#### MATERIAL PROVIDED ####

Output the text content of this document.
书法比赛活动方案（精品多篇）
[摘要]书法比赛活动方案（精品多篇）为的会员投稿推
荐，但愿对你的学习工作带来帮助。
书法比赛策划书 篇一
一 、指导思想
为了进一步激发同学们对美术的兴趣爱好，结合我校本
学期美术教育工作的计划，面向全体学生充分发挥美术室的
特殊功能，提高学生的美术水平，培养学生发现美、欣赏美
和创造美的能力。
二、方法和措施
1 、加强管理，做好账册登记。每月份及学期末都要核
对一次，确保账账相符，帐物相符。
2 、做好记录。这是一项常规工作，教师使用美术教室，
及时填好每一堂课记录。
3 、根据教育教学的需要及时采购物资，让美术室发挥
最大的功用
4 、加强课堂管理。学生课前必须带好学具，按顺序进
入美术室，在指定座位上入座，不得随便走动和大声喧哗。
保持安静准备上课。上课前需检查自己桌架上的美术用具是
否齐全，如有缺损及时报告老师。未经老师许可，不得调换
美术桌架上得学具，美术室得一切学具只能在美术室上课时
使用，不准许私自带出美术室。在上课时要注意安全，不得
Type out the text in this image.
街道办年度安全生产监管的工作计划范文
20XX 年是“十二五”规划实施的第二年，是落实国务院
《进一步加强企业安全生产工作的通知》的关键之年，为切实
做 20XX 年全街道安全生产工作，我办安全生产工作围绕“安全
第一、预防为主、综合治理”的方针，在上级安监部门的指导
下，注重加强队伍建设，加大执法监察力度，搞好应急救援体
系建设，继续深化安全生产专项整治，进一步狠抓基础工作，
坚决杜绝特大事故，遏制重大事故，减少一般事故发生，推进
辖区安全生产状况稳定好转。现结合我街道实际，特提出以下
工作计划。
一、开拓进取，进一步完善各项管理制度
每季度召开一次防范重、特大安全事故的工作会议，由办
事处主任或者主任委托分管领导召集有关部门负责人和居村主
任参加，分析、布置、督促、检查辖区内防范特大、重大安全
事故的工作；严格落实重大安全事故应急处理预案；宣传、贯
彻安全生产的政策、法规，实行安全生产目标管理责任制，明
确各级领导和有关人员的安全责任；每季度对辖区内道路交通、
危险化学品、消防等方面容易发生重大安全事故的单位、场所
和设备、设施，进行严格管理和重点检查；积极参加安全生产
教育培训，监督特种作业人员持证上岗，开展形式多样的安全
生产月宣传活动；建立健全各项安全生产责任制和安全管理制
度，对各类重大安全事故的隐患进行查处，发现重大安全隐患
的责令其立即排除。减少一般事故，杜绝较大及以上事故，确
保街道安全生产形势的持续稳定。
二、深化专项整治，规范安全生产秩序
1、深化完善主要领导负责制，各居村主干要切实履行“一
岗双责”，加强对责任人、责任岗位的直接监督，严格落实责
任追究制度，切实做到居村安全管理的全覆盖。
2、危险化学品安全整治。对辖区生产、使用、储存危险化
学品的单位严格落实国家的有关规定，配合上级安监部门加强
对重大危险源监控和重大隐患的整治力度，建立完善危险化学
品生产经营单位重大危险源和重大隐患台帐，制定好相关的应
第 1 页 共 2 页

####

* **YOUR GOAL**:
Your task is to repeat the data exactly, with nothing left out.

* **TASK OUTPUT**:
Output the text content of this document.
书法比赛活动方案（精品多篇）
[摘要]书法比赛活动方案（精品多篇）为的会员投稿推
荐，但愿对你的学习工作带来帮助。
书法比赛策划书 篇一
一 、指导思想
为了进一步激发同学们对美术的兴趣爱好，结合我校本
学期美术教育工作的计划，面向全体学生充分发挥美术室的
特殊功能，提高学生的美术水平，培养学生发现美、欣赏美
和创造美的能力。
二、方法和措施
1 、加强管理，做好账册登记。每月份及学期末都要核
对一次，确保账账相符，帐物相符。
2 、做好记录。这是一项常规工作，教师使用美术教室，
及时填好每一堂课记录。
3 、根据教育教学的需要及时采购物资，让美术室发挥
最大的功用
4 、加强课堂管理。学生课前必须带好学具，按顺序进
入美术室，在指定座位上入座，不得随便走动和大声喧哗。
保持安静准备上课。上课前需检查自己桌架上的美术用具是
否齐全，如有缺损及时报告老师。未经老师许可，不得调换
美术桌架上得学具，美术室得一切学具只能在美术室上课时
使用，不准许私自带出美术室。在上课时要注意安全，不得
Type out the text in this image.
街道办年度安全生产监管的工作计划范文
20XX 年是“十二五”规划实施的第二年，是落实国务院
《进一步加强企业安全生产工作的通知》的关键之年，为切实
做 20XX 年全街道安全生产工作，我办安全生产工作围绕“安全
第一、预防为主、综合治理”的方针，在上级安监部门的指导
下，注重加强队伍建设，加大执法监察力度，搞好应急救援体
系建设，继续深化安全生产专项整治，进一步狠抓基础工作，
坚决杜绝特大事故，遏制重大事故，减少一般事故发生，推进
辖区安全生产状况稳定好转。现结合我街道实际，特提出以下
工作计划。
一、开拓进取，进一步完善各项管理制度
每季度召开一次防范重、特大安全事故的工作会议，由办
事处主任或者主任委托分管领导召集有关部门负责人和居村主
任参加，分析、布置、督促、检查辖区内防范特大、重大安全
事故的工作；严格落实重大安全事故应急处理预案；宣传、贯
彻安全生产的政策、法规，实行安全生产目标管理责任制，明
确各级领导和有关人员的安全责任；每季度对辖区内道路交通、
危险化学品、消防等方面容易发生重大安全事故的单位、场所
和设备、设施，进行严格管理和重点检查；积极参加安全生产
教育培训，监督特种作业人员持证上岗，开展形式多样的安全
生产月宣传活动；建立健全各项安全生产责任制和安全管理制
度，对各类重大安全事故的隐患进行查处，发现重大安全隐患
的责令其立即排除。减少一般事故，杜绝较大及以上事故，确
保街道安全生产形势的持续稳定。
二、深化专项整治，规范安全生产秩序
1、深化完善主要领导负责制，各居村主干要切实履行“一
岗双责”，加强对责任人、责任岗位的直接监督，严格落实责
任追究制度，切实做到居村安全管理的全覆盖。
2、危险化学品安全整治。对辖区生产、使用、储存危险化
学品的单位严格落实国家的有关规定，配合上级安监部门加强
对重大危险源监控和重大隐患的整治力度，建立完善危险化学
品生产经营单位重大危险源和重大隐患台帐，制定好相关的应
第 1 页 共 2 页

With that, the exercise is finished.